§ **Short task**:
Each line containing the word "true" must be reported.

** START **

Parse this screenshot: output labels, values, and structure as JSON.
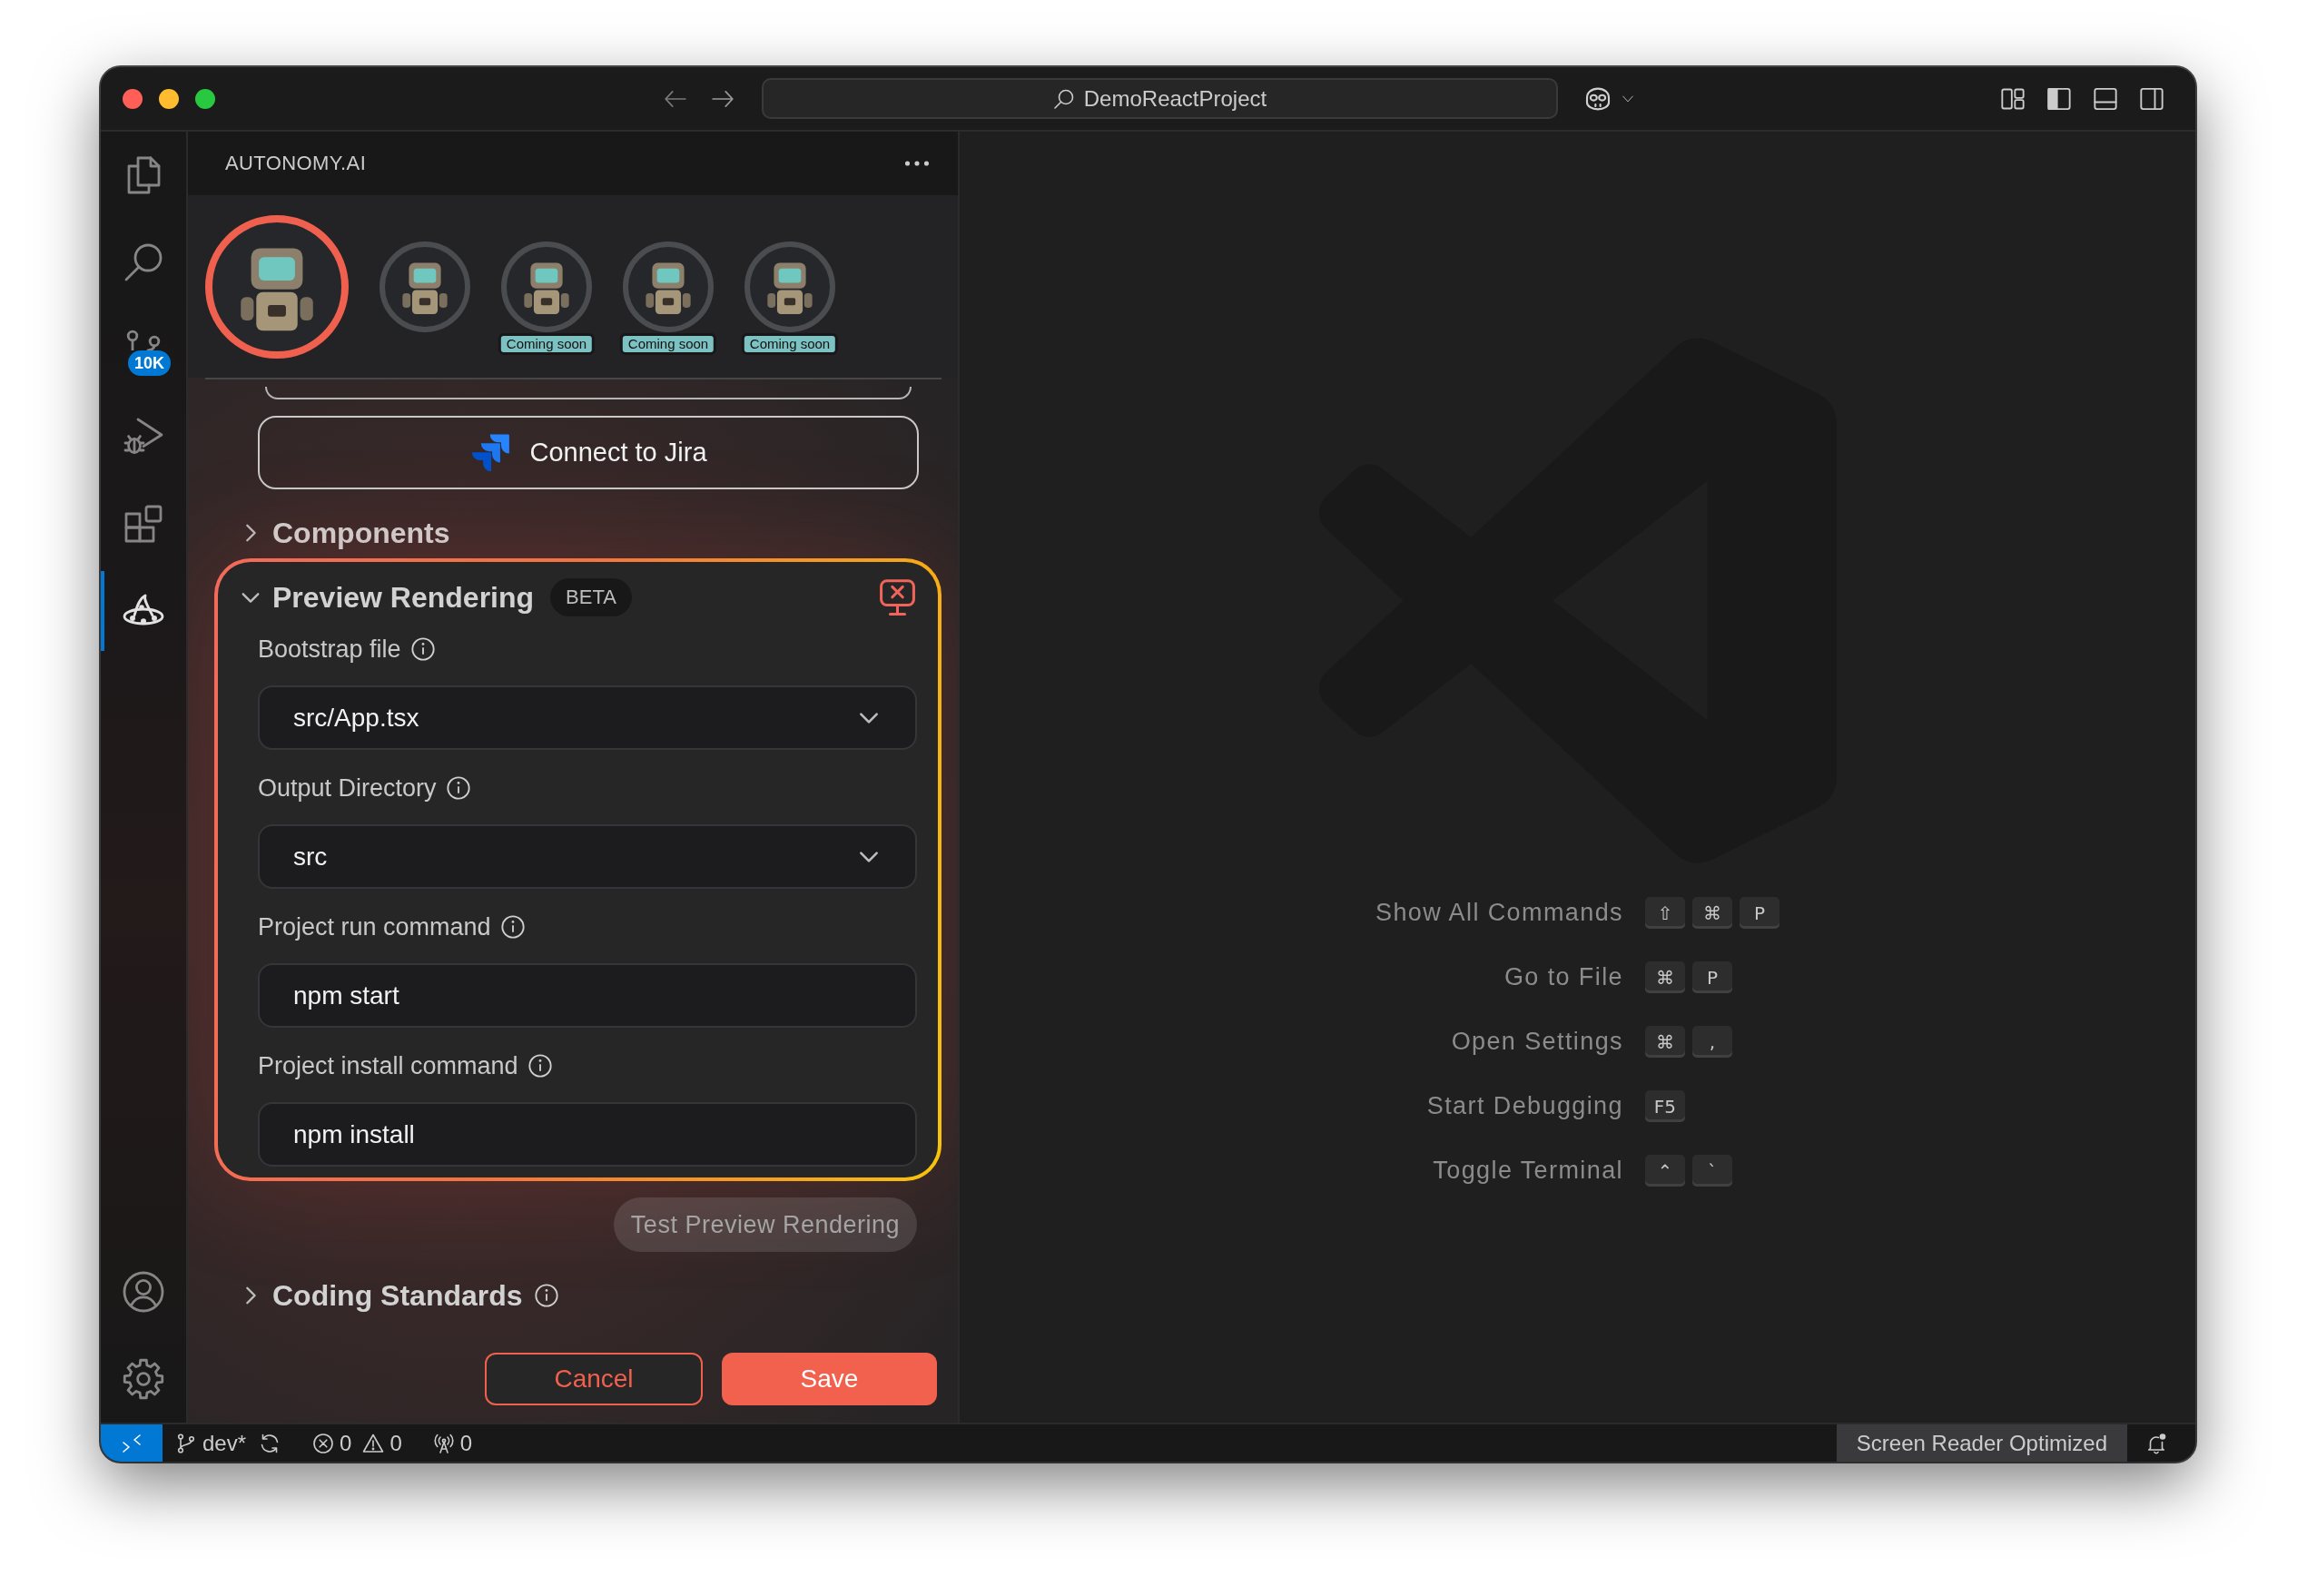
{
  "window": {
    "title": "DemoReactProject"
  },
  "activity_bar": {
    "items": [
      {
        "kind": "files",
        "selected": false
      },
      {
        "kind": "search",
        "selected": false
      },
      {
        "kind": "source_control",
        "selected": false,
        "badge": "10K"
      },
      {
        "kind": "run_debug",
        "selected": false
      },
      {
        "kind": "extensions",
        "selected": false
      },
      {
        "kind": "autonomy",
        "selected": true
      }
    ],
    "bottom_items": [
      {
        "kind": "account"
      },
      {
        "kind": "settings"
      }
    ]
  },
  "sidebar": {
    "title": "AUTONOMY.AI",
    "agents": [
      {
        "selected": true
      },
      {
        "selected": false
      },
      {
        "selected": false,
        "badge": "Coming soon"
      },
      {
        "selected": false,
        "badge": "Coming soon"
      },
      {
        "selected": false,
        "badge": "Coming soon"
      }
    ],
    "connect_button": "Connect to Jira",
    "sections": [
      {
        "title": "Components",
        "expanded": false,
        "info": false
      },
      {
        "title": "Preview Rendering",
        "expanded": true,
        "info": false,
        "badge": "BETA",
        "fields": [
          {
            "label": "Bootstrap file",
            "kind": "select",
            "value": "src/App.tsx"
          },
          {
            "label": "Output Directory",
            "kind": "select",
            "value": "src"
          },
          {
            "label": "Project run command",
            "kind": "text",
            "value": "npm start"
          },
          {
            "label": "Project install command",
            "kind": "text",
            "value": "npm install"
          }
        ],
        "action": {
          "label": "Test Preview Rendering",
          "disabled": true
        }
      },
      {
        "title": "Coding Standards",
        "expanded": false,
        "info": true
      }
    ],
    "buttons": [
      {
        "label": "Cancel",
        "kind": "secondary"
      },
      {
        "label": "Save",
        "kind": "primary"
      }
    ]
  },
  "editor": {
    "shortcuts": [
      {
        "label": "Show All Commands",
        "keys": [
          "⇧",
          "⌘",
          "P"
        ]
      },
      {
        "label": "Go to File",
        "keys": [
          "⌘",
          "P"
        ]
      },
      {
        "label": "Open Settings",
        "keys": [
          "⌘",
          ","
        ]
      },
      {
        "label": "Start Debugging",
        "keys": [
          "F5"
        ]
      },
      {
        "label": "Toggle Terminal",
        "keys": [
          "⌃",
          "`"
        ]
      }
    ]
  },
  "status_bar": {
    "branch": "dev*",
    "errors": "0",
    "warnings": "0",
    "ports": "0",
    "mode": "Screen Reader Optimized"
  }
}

** END **

§ **Full output**:
        "selected": true
        "selected": true
        "expanded": true,
          "disabled": true
        "info": true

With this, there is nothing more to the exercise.